Repeat, line for line, the entries printed below.
○ ○ ○
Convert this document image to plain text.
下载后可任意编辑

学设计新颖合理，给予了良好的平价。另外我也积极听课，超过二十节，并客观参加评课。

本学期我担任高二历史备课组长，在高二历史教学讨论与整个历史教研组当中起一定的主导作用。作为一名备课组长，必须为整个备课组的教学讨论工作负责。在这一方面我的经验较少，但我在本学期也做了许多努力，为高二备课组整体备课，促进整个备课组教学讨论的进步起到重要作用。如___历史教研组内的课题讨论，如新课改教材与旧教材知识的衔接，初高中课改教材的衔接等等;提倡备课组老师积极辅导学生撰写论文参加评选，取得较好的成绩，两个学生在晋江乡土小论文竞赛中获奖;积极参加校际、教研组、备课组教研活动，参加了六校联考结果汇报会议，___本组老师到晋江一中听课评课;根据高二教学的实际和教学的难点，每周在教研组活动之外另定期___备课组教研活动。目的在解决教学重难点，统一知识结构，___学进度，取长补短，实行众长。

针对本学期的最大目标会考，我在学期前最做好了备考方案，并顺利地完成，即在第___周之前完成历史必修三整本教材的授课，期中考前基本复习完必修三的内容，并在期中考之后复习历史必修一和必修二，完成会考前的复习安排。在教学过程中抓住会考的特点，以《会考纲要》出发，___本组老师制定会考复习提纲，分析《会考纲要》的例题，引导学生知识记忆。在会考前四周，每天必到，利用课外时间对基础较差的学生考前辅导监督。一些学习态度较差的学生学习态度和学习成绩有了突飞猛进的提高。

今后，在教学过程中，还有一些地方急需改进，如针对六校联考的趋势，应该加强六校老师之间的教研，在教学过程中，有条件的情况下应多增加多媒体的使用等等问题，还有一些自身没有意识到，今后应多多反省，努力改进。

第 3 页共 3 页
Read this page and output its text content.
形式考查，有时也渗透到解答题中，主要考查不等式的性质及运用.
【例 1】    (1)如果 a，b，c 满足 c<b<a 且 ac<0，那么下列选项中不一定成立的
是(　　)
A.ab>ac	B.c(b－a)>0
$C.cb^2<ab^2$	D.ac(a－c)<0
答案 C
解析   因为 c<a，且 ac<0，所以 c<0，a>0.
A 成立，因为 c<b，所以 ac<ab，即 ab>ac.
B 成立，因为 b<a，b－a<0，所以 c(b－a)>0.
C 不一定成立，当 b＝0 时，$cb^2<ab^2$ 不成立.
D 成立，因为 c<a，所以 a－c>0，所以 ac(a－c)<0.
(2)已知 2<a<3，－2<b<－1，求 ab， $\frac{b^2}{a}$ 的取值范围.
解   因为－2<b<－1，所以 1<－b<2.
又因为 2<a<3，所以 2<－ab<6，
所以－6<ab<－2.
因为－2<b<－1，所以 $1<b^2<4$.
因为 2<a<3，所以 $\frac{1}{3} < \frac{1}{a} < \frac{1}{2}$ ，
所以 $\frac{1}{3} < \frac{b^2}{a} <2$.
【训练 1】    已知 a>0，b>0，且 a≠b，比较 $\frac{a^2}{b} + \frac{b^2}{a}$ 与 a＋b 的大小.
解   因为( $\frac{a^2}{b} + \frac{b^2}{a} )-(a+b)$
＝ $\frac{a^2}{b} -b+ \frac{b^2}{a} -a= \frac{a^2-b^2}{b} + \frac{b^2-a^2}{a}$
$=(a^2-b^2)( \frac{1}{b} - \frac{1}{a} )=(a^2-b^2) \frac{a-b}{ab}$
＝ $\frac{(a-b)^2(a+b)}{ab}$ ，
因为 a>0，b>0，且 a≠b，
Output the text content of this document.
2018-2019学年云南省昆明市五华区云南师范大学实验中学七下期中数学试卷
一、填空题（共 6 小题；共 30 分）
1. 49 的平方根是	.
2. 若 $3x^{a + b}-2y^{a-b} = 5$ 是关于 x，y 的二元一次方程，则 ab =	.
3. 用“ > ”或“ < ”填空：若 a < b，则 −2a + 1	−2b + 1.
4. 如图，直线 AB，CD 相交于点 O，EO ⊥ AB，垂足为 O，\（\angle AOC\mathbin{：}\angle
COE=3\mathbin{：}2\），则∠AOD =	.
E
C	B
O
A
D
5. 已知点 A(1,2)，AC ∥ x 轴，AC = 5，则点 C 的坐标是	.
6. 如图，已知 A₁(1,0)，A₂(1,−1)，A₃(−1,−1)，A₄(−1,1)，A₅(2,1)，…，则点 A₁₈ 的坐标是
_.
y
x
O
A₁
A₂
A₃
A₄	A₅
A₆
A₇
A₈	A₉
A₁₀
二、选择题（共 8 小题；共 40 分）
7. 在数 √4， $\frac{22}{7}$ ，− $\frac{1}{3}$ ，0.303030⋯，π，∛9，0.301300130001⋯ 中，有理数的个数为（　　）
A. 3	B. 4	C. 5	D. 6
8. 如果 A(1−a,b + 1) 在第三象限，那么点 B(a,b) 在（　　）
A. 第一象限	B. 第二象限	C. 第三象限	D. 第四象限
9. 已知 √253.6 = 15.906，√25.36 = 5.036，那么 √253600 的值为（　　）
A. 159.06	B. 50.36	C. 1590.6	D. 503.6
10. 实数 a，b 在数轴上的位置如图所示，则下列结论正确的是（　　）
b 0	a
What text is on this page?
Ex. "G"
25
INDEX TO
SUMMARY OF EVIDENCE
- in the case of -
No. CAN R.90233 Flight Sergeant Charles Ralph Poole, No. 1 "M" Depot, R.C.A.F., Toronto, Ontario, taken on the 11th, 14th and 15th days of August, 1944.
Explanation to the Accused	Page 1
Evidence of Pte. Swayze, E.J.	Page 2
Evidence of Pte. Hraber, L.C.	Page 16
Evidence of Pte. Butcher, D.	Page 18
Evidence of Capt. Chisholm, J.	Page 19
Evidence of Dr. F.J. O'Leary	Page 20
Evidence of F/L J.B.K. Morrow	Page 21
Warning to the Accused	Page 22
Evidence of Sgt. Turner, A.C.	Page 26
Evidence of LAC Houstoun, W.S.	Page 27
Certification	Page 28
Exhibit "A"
○ ○ ○
▶ Expected answer:
Convert this document image to plain text.
下载后可任意编辑

学设计新颖合理，给予了良好的平价。另外我也积极听课，超过二十节，并客观参加评课。

本学期我担任高二历史备课组长，在高二历史教学讨论与整个历史教研组当中起一定的主导作用。作为一名备课组长，必须为整个备课组的教学讨论工作负责。在这一方面我的经验较少，但我在本学期也做了许多努力，为高二备课组整体备课，促进整个备课组教学讨论的进步起到重要作用。如___历史教研组内的课题讨论，如新课改教材与旧教材知识的衔接，初高中课改教材的衔接等等;提倡备课组老师积极辅导学生撰写论文参加评选，取得较好的成绩，两个学生在晋江乡土小论文竞赛中获奖;积极参加校际、教研组、备课组教研活动，参加了六校联考结果汇报会议，___本组老师到晋江一中听课评课;根据高二教学的实际和教学的难点，每周在教研组活动之外另定期___备课组教研活动。目的在解决教学重难点，统一知识结构，___学进度，取长补短，实行众长。

针对本学期的最大目标会考，我在学期前最做好了备考方案，并顺利地完成，即在第___周之前完成历史必修三整本教材的授课，期中考前基本复习完必修三的内容，并在期中考之后复习历史必修一和必修二，完成会考前的复习安排。在教学过程中抓住会考的特点，以《会考纲要》出发，___本组老师制定会考复习提纲，分析《会考纲要》的例题，引导学生知识记忆。在会考前四周，每天必到，利用课外时间对基础较差的学生考前辅导监督。一些学习态度较差的学生学习态度和学习成绩有了突飞猛进的提高。

今后，在教学过程中，还有一些地方急需改进，如针对六校联考的趋势，应该加强六校老师之间的教研，在教学过程中，有条件的情况下应多增加多媒体的使用等等问题，还有一些自身没有意识到，今后应多多反省，努力改进。

第 3 页共 3 页
Read this page and output its text content.
形式考查，有时也渗透到解答题中，主要考查不等式的性质及运用.
【例 1】    (1)如果 a，b，c 满足 c<b<a 且 ac<0，那么下列选项中不一定成立的
是(　　)
A.ab>ac	B.c(b－a)>0
$C.cb^2<ab^2$	D.ac(a－c)<0
答案 C
解析   因为 c<a，且 ac<0，所以 c<0，a>0.
A 成立，因为 c<b，所以 ac<ab，即 ab>ac.
B 成立，因为 b<a，b－a<0，所以 c(b－a)>0.
C 不一定成立，当 b＝0 时，$cb^2<ab^2$ 不成立.
D 成立，因为 c<a，所以 a－c>0，所以 ac(a－c)<0.
(2)已知 2<a<3，－2<b<－1，求 ab， $\frac{b^2}{a}$ 的取值范围.
解   因为－2<b<－1，所以 1<－b<2.
又因为 2<a<3，所以 2<－ab<6，
所以－6<ab<－2.
因为－2<b<－1，所以 $1<b^2<4$.
因为 2<a<3，所以 $\frac{1}{3} < \frac{1}{a} < \frac{1}{2}$ ，
所以 $\frac{1}{3} < \frac{b^2}{a} <2$.
【训练 1】    已知 a>0，b>0，且 a≠b，比较 $\frac{a^2}{b} + \frac{b^2}{a}$ 与 a＋b 的大小.
解   因为( $\frac{a^2}{b} + \frac{b^2}{a} )-(a+b)$
＝ $\frac{a^2}{b} -b+ \frac{b^2}{a} -a= \frac{a^2-b^2}{b} + \frac{b^2-a^2}{a}$
$=(a^2-b^2)( \frac{1}{b} - \frac{1}{a} )=(a^2-b^2) \frac{a-b}{ab}$
＝ $\frac{(a-b)^2(a+b)}{ab}$ ，
因为 a>0，b>0，且 a≠b，
Output the text content of this document.
2018-2019学年云南省昆明市五华区云南师范大学实验中学七下期中数学试卷
一、填空题（共 6 小题；共 30 分）
1. 49 的平方根是	.
2. 若 $3x^{a + b}-2y^{a-b} = 5$ 是关于 x，y 的二元一次方程，则 ab =	.
3. 用“ > ”或“ < ”填空：若 a < b，则 −2a + 1	−2b + 1.
4. 如图，直线 AB，CD 相交于点 O，EO ⊥ AB，垂足为 O，\（\angle AOC\mathbin{：}\angle
COE=3\mathbin{：}2\），则∠AOD =	.
E
C	B
O
A
D
5. 已知点 A(1,2)，AC ∥ x 轴，AC = 5，则点 C 的坐标是	.
6. 如图，已知 A₁(1,0)，A₂(1,−1)，A₃(−1,−1)，A₄(−1,1)，A₅(2,1)，…，则点 A₁₈ 的坐标是
_.
y
x
O
A₁
A₂
A₃
A₄	A₅
A₆
A₇
A₈	A₉
A₁₀
二、选择题（共 8 小题；共 40 分）
7. 在数 √4， $\frac{22}{7}$ ，− $\frac{1}{3}$ ，0.303030⋯，π，∛9，0.301300130001⋯ 中，有理数的个数为（　　）
A. 3	B. 4	C. 5	D. 6
8. 如果 A(1−a,b + 1) 在第三象限，那么点 B(a,b) 在（　　）
A. 第一象限	B. 第二象限	C. 第三象限	D. 第四象限
9. 已知 √253.6 = 15.906，√25.36 = 5.036，那么 √253600 的值为（　　）
A. 159.06	B. 50.36	C. 1590.6	D. 503.6
10. 实数 a，b 在数轴上的位置如图所示，则下列结论正确的是（　　）
b 0	a
What text is on this page?
Ex. "G"
25
INDEX TO
SUMMARY OF EVIDENCE
- in the case of -
No. CAN R.90233 Flight Sergeant Charles Ralph Poole, No. 1 "M" Depot, R.C.A.F., Toronto, Ontario, taken on the 11th, 14th and 15th days of August, 1944.
Explanation to the Accused	Page 1
Evidence of Pte. Swayze, E.J.	Page 2
Evidence of Pte. Hraber, L.C.	Page 16
Evidence of Pte. Butcher, D.	Page 18
Evidence of Capt. Chisholm, J.	Page 19
Evidence of Dr. F.J. O'Leary	Page 20
Evidence of F/L J.B.K. Morrow	Page 21
Warning to the Accused	Page 22
Evidence of Sgt. Turner, A.C.	Page 26
Evidence of LAC Houstoun, W.S.	Page 27
Certification	Page 28
Exhibit "A"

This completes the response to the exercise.